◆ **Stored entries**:
* BEGIN *

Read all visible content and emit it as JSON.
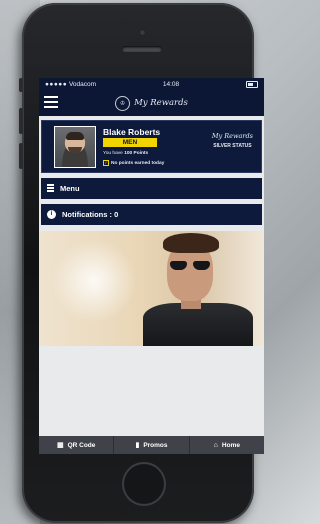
{
  "status_bar": {
    "signal": "●●●●●",
    "carrier": "Vodacom",
    "time": "14:08"
  },
  "header": {
    "logo_badge": "♔",
    "title": "My Rewards"
  },
  "profile": {
    "name": "Blake Roberts",
    "category": "MEN",
    "points_prefix": "You have",
    "points_value": "100 Points",
    "today_note": "No points earned today",
    "brand": "My Rewards",
    "status": "SILVER STATUS"
  },
  "menu": {
    "label": "Menu"
  },
  "notifications": {
    "icon_glyph": "i",
    "label": "Notifications : 0"
  },
  "tabs": [
    {
      "label": "QR Code",
      "icon": "qr-code-icon",
      "glyph": "▦"
    },
    {
      "label": "Promos",
      "icon": "promo-bag-icon",
      "glyph": "▮"
    },
    {
      "label": "Home",
      "icon": "home-icon",
      "glyph": "⌂"
    }
  ],
  "colors": {
    "navy": "#0b1735",
    "accent_yellow": "#f2d400",
    "tabbar": "#3f4349"
  }
}
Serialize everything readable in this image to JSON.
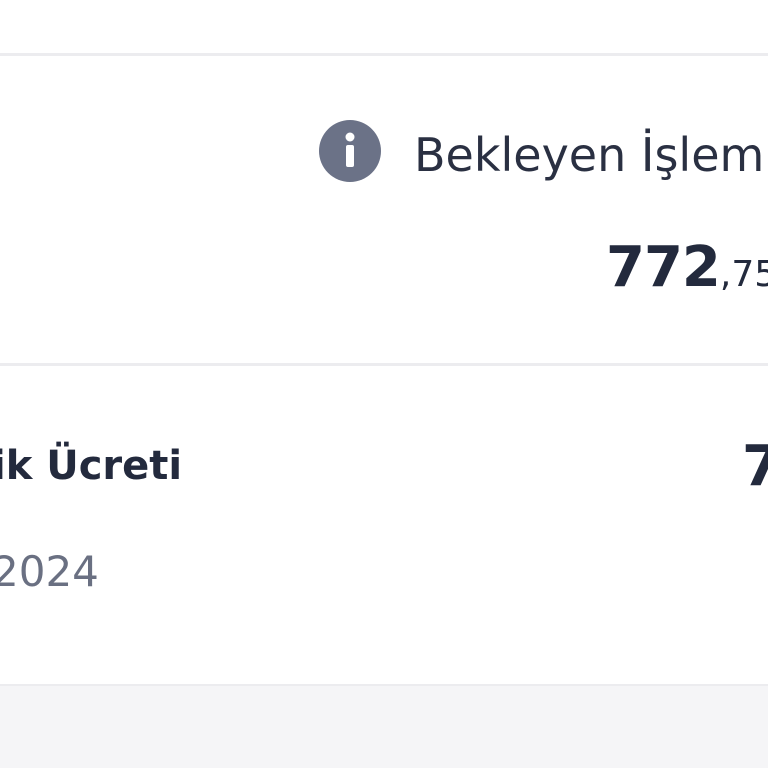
{
  "pending": {
    "icon": "info-icon",
    "label": "Bekleyen İşlem",
    "amount_int": "772",
    "amount_frac": ",75"
  },
  "transaction": {
    "title": "ik Ücreti",
    "date": "2024",
    "amount_partial": "7"
  },
  "colors": {
    "text_primary": "#232a3d",
    "text_secondary": "#6a7082",
    "icon_bg": "#6b7287",
    "divider": "#ececef",
    "bottom_bg": "#f5f5f7"
  }
}
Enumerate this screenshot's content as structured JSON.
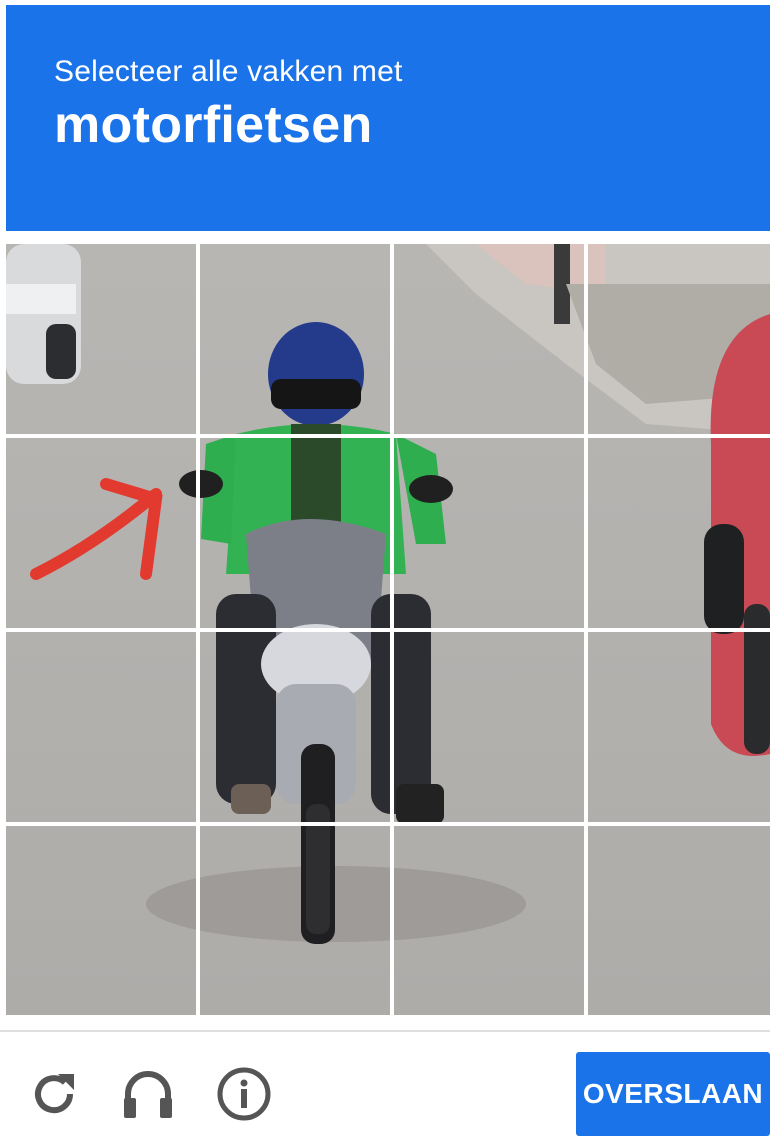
{
  "captcha": {
    "instruction": "Selecteer alle vakken met",
    "target": "motorfietsen",
    "skip_label": "OVERSLAAN",
    "accent_color": "#1a73e8",
    "grid": {
      "rows": 4,
      "cols": 4,
      "selected_tiles": []
    },
    "icons": {
      "reload": "reload-icon",
      "audio": "headphones-icon",
      "info": "info-icon"
    }
  }
}
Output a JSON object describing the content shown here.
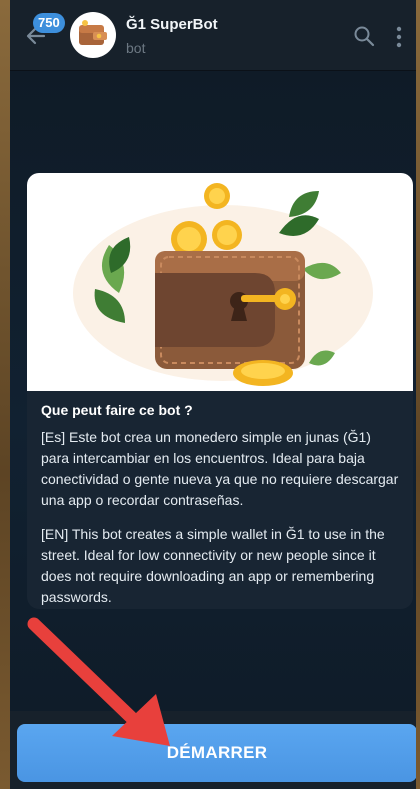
{
  "header": {
    "unread_count": "750",
    "title": "Ğ1 SuperBot",
    "subtitle": "bot"
  },
  "card": {
    "heading": "Que peut faire ce bot ?",
    "text_es": "[Es] Este bot crea un monedero simple en junas (Ğ1) para intercambiar en los encuentros. Ideal para baja conectividad o gente nueva ya que no requiere descargar una app o recordar contraseñas.",
    "text_en": "[EN] This bot creates a simple wallet in Ğ1 to use in the street. Ideal for low connectivity or new people since it does not require downloading an app or remembering passwords."
  },
  "bottom": {
    "start_label": "DÉMARRER"
  },
  "colors": {
    "accent": "#4a95e3",
    "badge": "#3d8fdc",
    "annotation_arrow": "#e8403c"
  },
  "icons": [
    "back-arrow-icon",
    "search-icon",
    "more-vert-icon",
    "wallet-avatar",
    "wallet-illustration"
  ]
}
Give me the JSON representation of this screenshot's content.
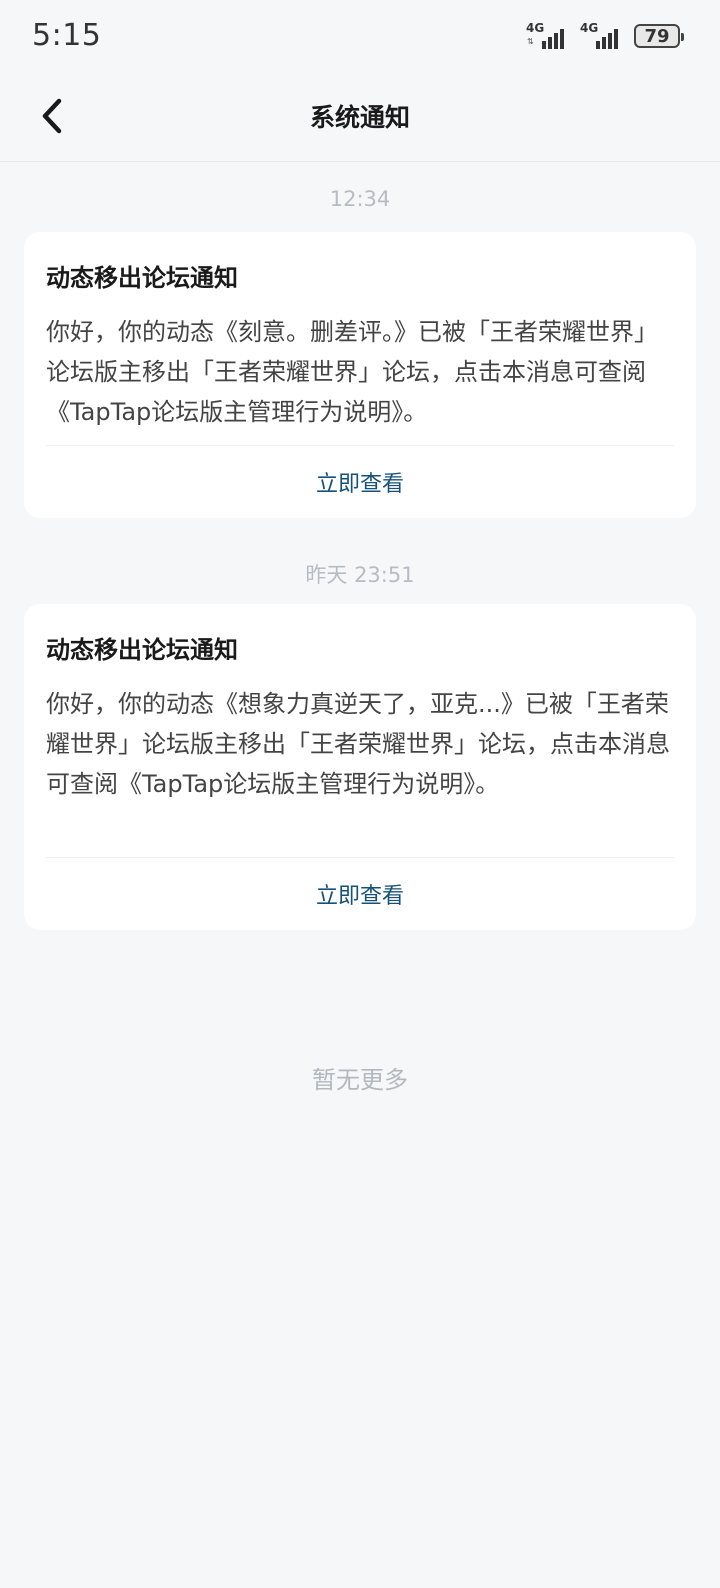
{
  "status_bar": {
    "time": "5:15",
    "network_1": "4G",
    "network_2": "4G",
    "battery": "79"
  },
  "header": {
    "back_icon": "chevron-left-icon",
    "title": "系统通知"
  },
  "notifications": [
    {
      "time": "12:34",
      "title": "动态移出论坛通知",
      "body": "你好，你的动态《刻意。删差评。》已被「王者荣耀世界」论坛版主移出「王者荣耀世界」论坛，点击本消息可查阅《TapTap论坛版主管理行为说明》。",
      "action": "立即查看"
    },
    {
      "time": "昨天  23:51",
      "title": "动态移出论坛通知",
      "body": "你好，你的动态《想象力真逆天了，亚克...》已被「王者荣耀世界」论坛版主移出「王者荣耀世界」论坛，点击本消息可查阅《TapTap论坛版主管理行为说明》。",
      "action": "立即查看"
    }
  ],
  "footer": {
    "no_more": "暂无更多"
  },
  "colors": {
    "background": "#f6f7f9",
    "card": "#ffffff",
    "link": "#15527a",
    "muted": "#b7bcc2"
  }
}
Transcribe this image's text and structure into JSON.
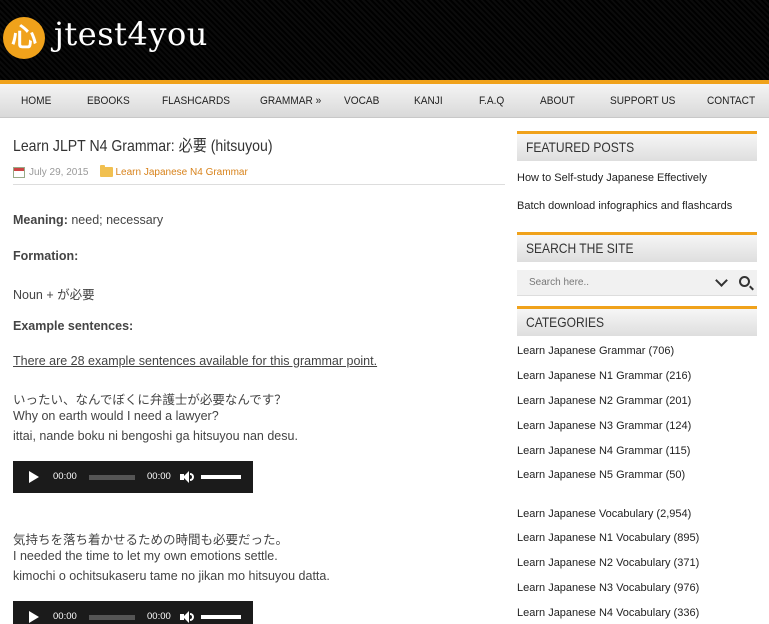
{
  "brand": {
    "logo_char": "心",
    "name": "jtest4you"
  },
  "nav": [
    "HOME",
    "EBOOKS",
    "FLASHCARDS",
    "GRAMMAR »",
    "VOCAB",
    "KANJI",
    "F.A.Q",
    "ABOUT",
    "SUPPORT US",
    "CONTACT"
  ],
  "post": {
    "title": "Learn JLPT N4 Grammar: 必要 (hitsuyou)",
    "date": "July 29, 2015",
    "category": "Learn Japanese N4 Grammar",
    "meaning_label": "Meaning:",
    "meaning_value": "need; necessary",
    "formation_label": "Formation:",
    "formation_value": "Noun + が必要",
    "examples_label": "Example sentences:",
    "examples_link": "There are 28 example sentences available for this grammar point.",
    "examples": [
      {
        "jp": "いったい、なんでぼくに弁護士が必要なんです？",
        "en": "Why on earth would I need a lawyer?",
        "romaji": "ittai, nande boku ni bengoshi ga hitsuyou nan desu."
      },
      {
        "jp": "気持ちを落ち着かせるための時間も必要だった。",
        "en": "I needed the time to let my own emotions settle.",
        "romaji": "kimochi o ochitsukaseru tame no jikan mo hitsuyou datta."
      }
    ],
    "audio_time": "00:00"
  },
  "sidebar": {
    "featured_title": "FEATURED POSTS",
    "featured": [
      "How to Self-study Japanese Effectively",
      "Batch download infographics and flashcards"
    ],
    "search_title": "SEARCH THE SITE",
    "search_placeholder": "Search here..",
    "categories_title": "CATEGORIES",
    "categories": [
      "Learn Japanese Grammar (706)",
      "Learn Japanese N1 Grammar (216)",
      "Learn Japanese N2 Grammar (201)",
      "Learn Japanese N3 Grammar (124)",
      "Learn Japanese N4 Grammar (115)",
      "Learn Japanese N5 Grammar (50)",
      "Learn Japanese Vocabulary (2,954)",
      "Learn Japanese N1 Vocabulary (895)",
      "Learn Japanese N2 Vocabulary (371)",
      "Learn Japanese N3 Vocabulary (976)",
      "Learn Japanese N4 Vocabulary (336)"
    ]
  },
  "colors": {
    "accent": "#f0a21b",
    "header_bg": "#000000",
    "category_link": "#d8831c"
  }
}
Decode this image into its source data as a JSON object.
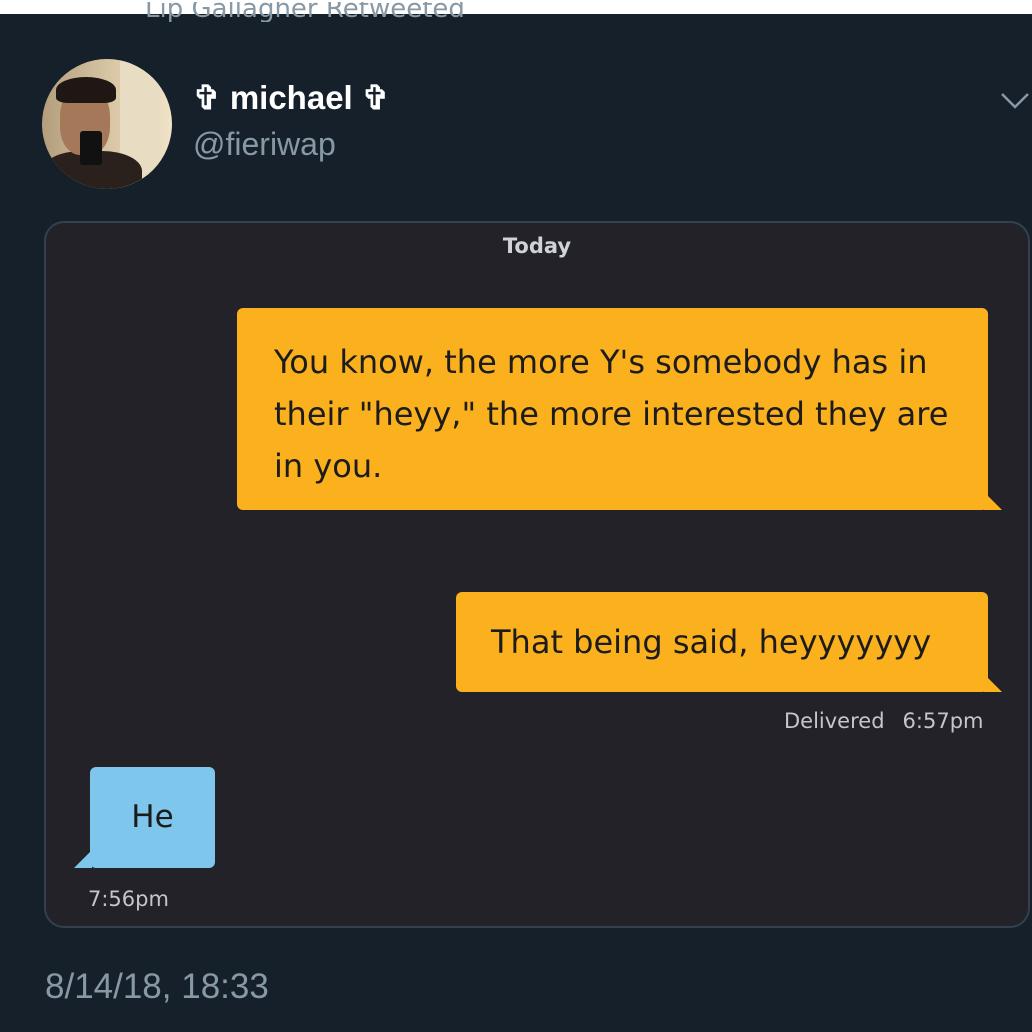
{
  "retweet": {
    "text": "Lip Gallagher Retweeted"
  },
  "author": {
    "name": "✞ michael ✞",
    "handle": "@fieriwap"
  },
  "menu": {
    "icon": "chevron-down-icon"
  },
  "colors": {
    "background": "#16202b",
    "outgoing_bubble": "#fbb01d",
    "incoming_bubble": "#7ec6ec",
    "card": "#222228"
  },
  "chat": {
    "date_header": "Today",
    "messages": [
      {
        "direction": "outgoing",
        "text": "You know, the more Y's somebody has in their \"heyy,\" the more interested they are in you."
      },
      {
        "direction": "outgoing",
        "text": "That being said, heyyyyyyy"
      },
      {
        "direction": "incoming",
        "text": "He"
      }
    ],
    "delivered_label": "Delivered",
    "delivered_time": "6:57pm",
    "received_time": "7:56pm"
  },
  "tweet": {
    "timestamp": "8/14/18, 18:33"
  }
}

* END *

◆ **Exercise description**:
Leave out the pictures and repeat everything else in the records exactly.

◆ **Reply**:
Read all visible content and emit it as JSON.
{
  "status_bar": {
    "signal": "●●●●●",
    "carrier": "Vodacom",
    "time": "14:08"
  },
  "header": {
    "logo_badge": "♔",
    "title": "My Rewards"
  },
  "profile": {
    "name": "Blake Roberts",
    "category": "MEN",
    "points_prefix": "You have",
    "points_value": "100 Points",
    "today_note": "No points earned today",
    "brand": "My Rewards",
    "status": "SILVER STATUS"
  },
  "menu": {
    "label": "Menu"
  },
  "notifications": {
    "icon_glyph": "i",
    "label": "Notifications : 0"
  },
  "tabs": [
    {
      "label": "QR Code",
      "icon": "qr-code-icon",
      "glyph": "▦"
    },
    {
      "label": "Promos",
      "icon": "promo-bag-icon",
      "glyph": "▮"
    },
    {
      "label": "Home",
      "icon": "home-icon",
      "glyph": "⌂"
    }
  ],
  "colors": {
    "navy": "#0b1735",
    "accent_yellow": "#f2d400",
    "tabbar": "#3f4349"
  }
}
Serialize everything readable in this image to JSON.
{
  "pending": {
    "icon": "info-icon",
    "label": "Bekleyen İşlem",
    "amount_int": "772",
    "amount_frac": ",75"
  },
  "transaction": {
    "title": "ik Ücreti",
    "date": "2024",
    "amount_partial": "7"
  },
  "colors": {
    "text_primary": "#232a3d",
    "text_secondary": "#6a7082",
    "icon_bg": "#6b7287",
    "divider": "#ececef",
    "bottom_bg": "#f5f5f7"
  }
}
Enumerate this screenshot's content as structured JSON.
{
  "captcha": {
    "instruction": "Selecteer alle vakken met",
    "target": "motorfietsen",
    "skip_label": "OVERSLAAN",
    "accent_color": "#1a73e8",
    "grid": {
      "rows": 4,
      "cols": 4,
      "selected_tiles": []
    },
    "icons": {
      "reload": "reload-icon",
      "audio": "headphones-icon",
      "info": "info-icon"
    }
  }
}
Output a JSON object describing the content shown here.
{
  "header": {
    "unread_count": "750",
    "title": "Ğ1 SuperBot",
    "subtitle": "bot"
  },
  "card": {
    "heading": "Que peut faire ce bot ?",
    "text_es": "[Es] Este bot crea un monedero simple en junas (Ğ1) para intercambiar en los encuentros. Ideal para baja conectividad o gente nueva ya que no requiere descargar una app o recordar contraseñas.",
    "text_en": "[EN] This bot creates a simple wallet in Ğ1 to use in the street. Ideal for low connectivity or new people since it does not require downloading an app or remembering passwords."
  },
  "bottom": {
    "start_label": "DÉMARRER"
  },
  "colors": {
    "accent": "#4a95e3",
    "badge": "#3d8fdc",
    "annotation_arrow": "#e8403c"
  },
  "icons": [
    "back-arrow-icon",
    "search-icon",
    "more-vert-icon",
    "wallet-avatar",
    "wallet-illustration"
  ]
}
Give me the JSON representation of this screenshot's content.
{
  "status_bar": {
    "time": "5:15",
    "network_1": "4G",
    "network_2": "4G",
    "battery": "79"
  },
  "header": {
    "back_icon": "chevron-left-icon",
    "title": "系统通知"
  },
  "notifications": [
    {
      "time": "12:34",
      "title": "动态移出论坛通知",
      "body": "你好，你的动态《刻意。删差评。》已被「王者荣耀世界」论坛版主移出「王者荣耀世界」论坛，点击本消息可查阅《TapTap论坛版主管理行为说明》。",
      "action": "立即查看"
    },
    {
      "time": "昨天  23:51",
      "title": "动态移出论坛通知",
      "body": "你好，你的动态《想象力真逆天了，亚克...》已被「王者荣耀世界」论坛版主移出「王者荣耀世界」论坛，点击本消息可查阅《TapTap论坛版主管理行为说明》。",
      "action": "立即查看"
    }
  ],
  "footer": {
    "no_more": "暂无更多"
  },
  "colors": {
    "background": "#f6f7f9",
    "card": "#ffffff",
    "link": "#15527a",
    "muted": "#b7bcc2"
  }
}
Transcribe this image's text and structure into JSON.
{
  "brand": {
    "logo_char": "心",
    "name": "jtest4you"
  },
  "nav": [
    "HOME",
    "EBOOKS",
    "FLASHCARDS",
    "GRAMMAR »",
    "VOCAB",
    "KANJI",
    "F.A.Q",
    "ABOUT",
    "SUPPORT US",
    "CONTACT"
  ],
  "post": {
    "title": "Learn JLPT N4 Grammar: 必要 (hitsuyou)",
    "date": "July 29, 2015",
    "category": "Learn Japanese N4 Grammar",
    "meaning_label": "Meaning:",
    "meaning_value": "need; necessary",
    "formation_label": "Formation:",
    "formation_value": "Noun + が必要",
    "examples_label": "Example sentences:",
    "examples_link": "There are 28 example sentences available for this grammar point.",
    "examples": [
      {
        "jp": "いったい、なんでぼくに弁護士が必要なんです？",
        "en": "Why on earth would I need a lawyer?",
        "romaji": "ittai, nande boku ni bengoshi ga hitsuyou nan desu."
      },
      {
        "jp": "気持ちを落ち着かせるための時間も必要だった。",
        "en": "I needed the time to let my own emotions settle.",
        "romaji": "kimochi o ochitsukaseru tame no jikan mo hitsuyou datta."
      }
    ],
    "audio_time": "00:00"
  },
  "sidebar": {
    "featured_title": "FEATURED POSTS",
    "featured": [
      "How to Self-study Japanese Effectively",
      "Batch download infographics and flashcards"
    ],
    "search_title": "SEARCH THE SITE",
    "search_placeholder": "Search here..",
    "categories_title": "CATEGORIES",
    "categories": [
      "Learn Japanese Grammar (706)",
      "Learn Japanese N1 Grammar (216)",
      "Learn Japanese N2 Grammar (201)",
      "Learn Japanese N3 Grammar (124)",
      "Learn Japanese N4 Grammar (115)",
      "Learn Japanese N5 Grammar (50)",
      "Learn Japanese Vocabulary (2,954)",
      "Learn Japanese N1 Vocabulary (895)",
      "Learn Japanese N2 Vocabulary (371)",
      "Learn Japanese N3 Vocabulary (976)",
      "Learn Japanese N4 Vocabulary (336)"
    ]
  },
  "colors": {
    "accent": "#f0a21b",
    "header_bg": "#000000",
    "category_link": "#d8831c"
  }
}
Decode this image into its source data as a JSON object.
{
  "retweet": {
    "text": "Lip Gallagher Retweeted"
  },
  "author": {
    "name": "✞ michael ✞",
    "handle": "@fieriwap"
  },
  "menu": {
    "icon": "chevron-down-icon"
  },
  "colors": {
    "background": "#16202b",
    "outgoing_bubble": "#fbb01d",
    "incoming_bubble": "#7ec6ec",
    "card": "#222228"
  },
  "chat": {
    "date_header": "Today",
    "messages": [
      {
        "direction": "outgoing",
        "text": "You know, the more Y's somebody has in their \"heyy,\" the more interested they are in you."
      },
      {
        "direction": "outgoing",
        "text": "That being said, heyyyyyyy"
      },
      {
        "direction": "incoming",
        "text": "He"
      }
    ],
    "delivered_label": "Delivered",
    "delivered_time": "6:57pm",
    "received_time": "7:56pm"
  },
  "tweet": {
    "timestamp": "8/14/18, 18:33"
  }
}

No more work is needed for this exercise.